▶ WHAT IS REQUIRED:
Retype each entry below, keeping every character the same.

▶ DATA FOR THIS TASK:

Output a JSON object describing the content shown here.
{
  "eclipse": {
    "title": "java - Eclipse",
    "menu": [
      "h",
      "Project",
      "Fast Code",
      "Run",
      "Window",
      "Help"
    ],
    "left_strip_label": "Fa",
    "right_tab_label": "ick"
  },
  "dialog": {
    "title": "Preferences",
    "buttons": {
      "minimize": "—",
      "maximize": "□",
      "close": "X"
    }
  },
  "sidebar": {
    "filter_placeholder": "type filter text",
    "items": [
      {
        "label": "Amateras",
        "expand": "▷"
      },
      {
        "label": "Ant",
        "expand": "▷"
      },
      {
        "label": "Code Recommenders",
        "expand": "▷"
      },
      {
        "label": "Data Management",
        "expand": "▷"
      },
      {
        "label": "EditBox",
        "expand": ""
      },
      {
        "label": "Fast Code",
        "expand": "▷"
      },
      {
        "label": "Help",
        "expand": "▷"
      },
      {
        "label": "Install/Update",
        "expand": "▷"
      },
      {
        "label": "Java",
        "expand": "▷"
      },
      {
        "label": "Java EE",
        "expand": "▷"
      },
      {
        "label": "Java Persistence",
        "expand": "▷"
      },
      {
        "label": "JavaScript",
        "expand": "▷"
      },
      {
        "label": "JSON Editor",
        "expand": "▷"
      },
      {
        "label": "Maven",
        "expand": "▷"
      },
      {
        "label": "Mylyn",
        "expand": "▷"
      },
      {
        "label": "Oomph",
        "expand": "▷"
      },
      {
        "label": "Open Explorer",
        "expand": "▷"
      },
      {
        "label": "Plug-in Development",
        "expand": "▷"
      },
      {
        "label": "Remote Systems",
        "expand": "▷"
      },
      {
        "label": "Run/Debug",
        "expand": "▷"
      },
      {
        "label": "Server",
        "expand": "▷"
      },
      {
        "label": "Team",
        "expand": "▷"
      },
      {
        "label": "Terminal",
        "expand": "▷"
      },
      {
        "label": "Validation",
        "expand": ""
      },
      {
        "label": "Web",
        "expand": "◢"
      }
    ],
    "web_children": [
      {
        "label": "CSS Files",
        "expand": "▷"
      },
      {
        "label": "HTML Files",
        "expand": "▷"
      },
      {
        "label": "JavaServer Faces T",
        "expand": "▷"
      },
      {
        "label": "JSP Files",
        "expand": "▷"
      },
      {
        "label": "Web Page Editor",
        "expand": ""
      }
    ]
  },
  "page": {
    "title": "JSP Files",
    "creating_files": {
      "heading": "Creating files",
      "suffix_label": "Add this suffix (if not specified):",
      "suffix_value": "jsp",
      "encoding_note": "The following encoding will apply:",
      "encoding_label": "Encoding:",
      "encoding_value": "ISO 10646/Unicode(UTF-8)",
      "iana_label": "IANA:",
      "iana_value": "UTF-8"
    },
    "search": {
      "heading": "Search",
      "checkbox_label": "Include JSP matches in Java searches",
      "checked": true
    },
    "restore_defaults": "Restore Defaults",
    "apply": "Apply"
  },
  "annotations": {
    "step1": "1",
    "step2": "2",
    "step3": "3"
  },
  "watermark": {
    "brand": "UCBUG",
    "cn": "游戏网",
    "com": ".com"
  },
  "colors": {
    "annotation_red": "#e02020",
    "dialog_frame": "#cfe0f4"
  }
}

▶ ANSWER TO THE PROBLEM:
Output a JSON object describing the content shown here.
{
  "eclipse": {
    "title": "java - Eclipse",
    "menu": [
      "h",
      "Project",
      "Fast Code",
      "Run",
      "Window",
      "Help"
    ],
    "left_strip_label": "Fa",
    "right_tab_label": "ick"
  },
  "dialog": {
    "title": "Preferences",
    "buttons": {
      "minimize": "—",
      "maximize": "□",
      "close": "X"
    }
  },
  "sidebar": {
    "filter_placeholder": "type filter text",
    "items": [
      {
        "label": "Amateras",
        "expand": "▷"
      },
      {
        "label": "Ant",
        "expand": "▷"
      },
      {
        "label": "Code Recommenders",
        "expand": "▷"
      },
      {
        "label": "Data Management",
        "expand": "▷"
      },
      {
        "label": "EditBox",
        "expand": ""
      },
      {
        "label": "Fast Code",
        "expand": "▷"
      },
      {
        "label": "Help",
        "expand": "▷"
      },
      {
        "label": "Install/Update",
        "expand": "▷"
      },
      {
        "label": "Java",
        "expand": "▷"
      },
      {
        "label": "Java EE",
        "expand": "▷"
      },
      {
        "label": "Java Persistence",
        "expand": "▷"
      },
      {
        "label": "JavaScript",
        "expand": "▷"
      },
      {
        "label": "JSON Editor",
        "expand": "▷"
      },
      {
        "label": "Maven",
        "expand": "▷"
      },
      {
        "label": "Mylyn",
        "expand": "▷"
      },
      {
        "label": "Oomph",
        "expand": "▷"
      },
      {
        "label": "Open Explorer",
        "expand": "▷"
      },
      {
        "label": "Plug-in Development",
        "expand": "▷"
      },
      {
        "label": "Remote Systems",
        "expand": "▷"
      },
      {
        "label": "Run/Debug",
        "expand": "▷"
      },
      {
        "label": "Server",
        "expand": "▷"
      },
      {
        "label": "Team",
        "expand": "▷"
      },
      {
        "label": "Terminal",
        "expand": "▷"
      },
      {
        "label": "Validation",
        "expand": ""
      },
      {
        "label": "Web",
        "expand": "◢"
      }
    ],
    "web_children": [
      {
        "label": "CSS Files",
        "expand": "▷"
      },
      {
        "label": "HTML Files",
        "expand": "▷"
      },
      {
        "label": "JavaServer Faces T",
        "expand": "▷"
      },
      {
        "label": "JSP Files",
        "expand": "▷"
      },
      {
        "label": "Web Page Editor",
        "expand": ""
      }
    ]
  },
  "page": {
    "title": "JSP Files",
    "creating_files": {
      "heading": "Creating files",
      "suffix_label": "Add this suffix (if not specified):",
      "suffix_value": "jsp",
      "encoding_note": "The following encoding will apply:",
      "encoding_label": "Encoding:",
      "encoding_value": "ISO 10646/Unicode(UTF-8)",
      "iana_label": "IANA:",
      "iana_value": "UTF-8"
    },
    "search": {
      "heading": "Search",
      "checkbox_label": "Include JSP matches in Java searches",
      "checked": true
    },
    "restore_defaults": "Restore Defaults",
    "apply": "Apply"
  },
  "annotations": {
    "step1": "1",
    "step2": "2",
    "step3": "3"
  },
  "watermark": {
    "brand": "UCBUG",
    "cn": "游戏网",
    "com": ".com"
  },
  "colors": {
    "annotation_red": "#e02020",
    "dialog_frame": "#cfe0f4"
  }
}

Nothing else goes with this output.